(Excerpts from a layout annotation set)
********************
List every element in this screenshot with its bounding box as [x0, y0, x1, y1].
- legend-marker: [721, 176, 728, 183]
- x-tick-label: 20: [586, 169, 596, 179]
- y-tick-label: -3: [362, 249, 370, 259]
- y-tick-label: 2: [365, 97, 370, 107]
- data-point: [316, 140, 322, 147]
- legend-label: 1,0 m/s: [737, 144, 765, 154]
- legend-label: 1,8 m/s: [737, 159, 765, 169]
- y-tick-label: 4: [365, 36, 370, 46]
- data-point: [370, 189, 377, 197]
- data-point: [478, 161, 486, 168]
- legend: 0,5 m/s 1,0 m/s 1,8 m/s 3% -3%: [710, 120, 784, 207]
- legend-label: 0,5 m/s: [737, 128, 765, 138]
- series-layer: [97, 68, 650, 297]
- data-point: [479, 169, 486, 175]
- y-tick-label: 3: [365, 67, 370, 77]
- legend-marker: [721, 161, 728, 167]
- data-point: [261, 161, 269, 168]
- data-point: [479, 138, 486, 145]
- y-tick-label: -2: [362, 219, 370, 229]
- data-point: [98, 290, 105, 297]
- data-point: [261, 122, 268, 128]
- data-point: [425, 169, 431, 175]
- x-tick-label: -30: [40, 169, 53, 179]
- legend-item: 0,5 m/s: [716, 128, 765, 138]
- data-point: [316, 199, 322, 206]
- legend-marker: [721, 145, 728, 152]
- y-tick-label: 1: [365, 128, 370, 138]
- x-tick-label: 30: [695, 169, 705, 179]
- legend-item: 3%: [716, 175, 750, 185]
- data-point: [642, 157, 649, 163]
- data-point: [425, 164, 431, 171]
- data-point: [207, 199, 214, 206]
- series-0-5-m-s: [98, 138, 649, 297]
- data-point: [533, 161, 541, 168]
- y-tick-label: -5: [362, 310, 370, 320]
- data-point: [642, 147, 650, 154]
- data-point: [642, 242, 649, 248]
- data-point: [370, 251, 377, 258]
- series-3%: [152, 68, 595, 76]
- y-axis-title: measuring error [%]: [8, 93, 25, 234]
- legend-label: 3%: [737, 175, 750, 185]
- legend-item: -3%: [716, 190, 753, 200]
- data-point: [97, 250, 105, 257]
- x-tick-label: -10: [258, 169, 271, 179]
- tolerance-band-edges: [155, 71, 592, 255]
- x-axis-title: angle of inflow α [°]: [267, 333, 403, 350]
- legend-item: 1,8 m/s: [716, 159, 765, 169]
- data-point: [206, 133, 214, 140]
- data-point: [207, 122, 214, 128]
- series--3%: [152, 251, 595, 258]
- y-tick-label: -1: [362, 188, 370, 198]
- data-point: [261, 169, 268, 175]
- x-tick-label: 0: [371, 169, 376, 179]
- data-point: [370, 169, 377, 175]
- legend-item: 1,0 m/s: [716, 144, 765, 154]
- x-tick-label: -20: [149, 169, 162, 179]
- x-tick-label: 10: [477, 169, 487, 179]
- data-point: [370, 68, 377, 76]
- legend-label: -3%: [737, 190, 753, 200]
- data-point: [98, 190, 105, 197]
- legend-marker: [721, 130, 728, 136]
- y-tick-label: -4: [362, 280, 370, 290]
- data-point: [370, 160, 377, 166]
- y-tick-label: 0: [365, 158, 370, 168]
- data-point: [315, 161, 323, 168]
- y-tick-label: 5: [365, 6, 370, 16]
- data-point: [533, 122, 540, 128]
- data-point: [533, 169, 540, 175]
********************
=== WHAT YOU WILL DO ===
Write out all the items again, substituting "legend-symbol" for "legend-marker" wherever it occurs and leaving everything else unchanged.

=== SOLUTION ===
List every element in this screenshot with its bounding box as [x0, y0, x1, y1].
- legend-symbol: [721, 176, 728, 183]
- x-tick-label: 20: [586, 169, 596, 179]
- y-tick-label: -3: [362, 249, 370, 259]
- y-tick-label: 2: [365, 97, 370, 107]
- data-point: [316, 140, 322, 147]
- legend-label: 1,0 m/s: [737, 144, 765, 154]
- legend-label: 1,8 m/s: [737, 159, 765, 169]
- y-tick-label: 4: [365, 36, 370, 46]
- data-point: [370, 189, 377, 197]
- data-point: [478, 161, 486, 168]
- legend: 0,5 m/s 1,0 m/s 1,8 m/s 3% -3%: [710, 120, 784, 207]
- legend-label: 0,5 m/s: [737, 128, 765, 138]
- series-layer: [97, 68, 650, 297]
- data-point: [479, 169, 486, 175]
- y-tick-label: 3: [365, 67, 370, 77]
- legend-symbol: [721, 161, 728, 167]
- data-point: [261, 161, 269, 168]
- data-point: [479, 138, 486, 145]
- y-tick-label: -2: [362, 219, 370, 229]
- data-point: [98, 290, 105, 297]
- data-point: [261, 122, 268, 128]
- data-point: [425, 169, 431, 175]
- x-tick-label: -30: [40, 169, 53, 179]
- legend-item: 0,5 m/s: [716, 128, 765, 138]
- data-point: [316, 199, 322, 206]
- legend-symbol: [721, 145, 728, 152]
- y-tick-label: 1: [365, 128, 370, 138]
- x-tick-label: 30: [695, 169, 705, 179]
- legend-item: 3%: [716, 175, 750, 185]
- data-point: [642, 157, 649, 163]
- data-point: [425, 164, 431, 171]
- data-point: [207, 199, 214, 206]
- series-0-5-m-s: [98, 138, 649, 297]
- data-point: [533, 161, 541, 168]
- y-tick-label: -5: [362, 310, 370, 320]
- data-point: [642, 147, 650, 154]
- data-point: [642, 242, 649, 248]
- data-point: [370, 251, 377, 258]
- series-3%: [152, 68, 595, 76]
- y-axis-title: measuring error [%]: [8, 93, 25, 234]
- legend-label: 3%: [737, 175, 750, 185]
- legend-item: -3%: [716, 190, 753, 200]
- data-point: [97, 250, 105, 257]
- x-tick-label: -10: [258, 169, 271, 179]
- tolerance-band-edges: [155, 71, 592, 255]
- x-axis-title: angle of inflow α [°]: [267, 333, 403, 350]
- legend-item: 1,8 m/s: [716, 159, 765, 169]
- data-point: [206, 133, 214, 140]
- data-point: [207, 122, 214, 128]
- series--3%: [152, 251, 595, 258]
- y-tick-label: -1: [362, 188, 370, 198]
- data-point: [261, 169, 268, 175]
- x-tick-label: 0: [371, 169, 376, 179]
- data-point: [370, 169, 377, 175]
- legend-item: 1,0 m/s: [716, 144, 765, 154]
- x-tick-label: -20: [149, 169, 162, 179]
- x-tick-label: 10: [477, 169, 487, 179]
- data-point: [370, 68, 377, 76]
- legend-label: -3%: [737, 190, 753, 200]
- data-point: [98, 190, 105, 197]
- legend-symbol: [721, 130, 728, 136]
- y-tick-label: -4: [362, 280, 370, 290]
- data-point: [370, 160, 377, 166]
- y-tick-label: 0: [365, 158, 370, 168]
- data-point: [315, 161, 323, 168]
- y-tick-label: 5: [365, 6, 370, 16]
- data-point: [533, 122, 540, 128]
- data-point: [533, 169, 540, 175]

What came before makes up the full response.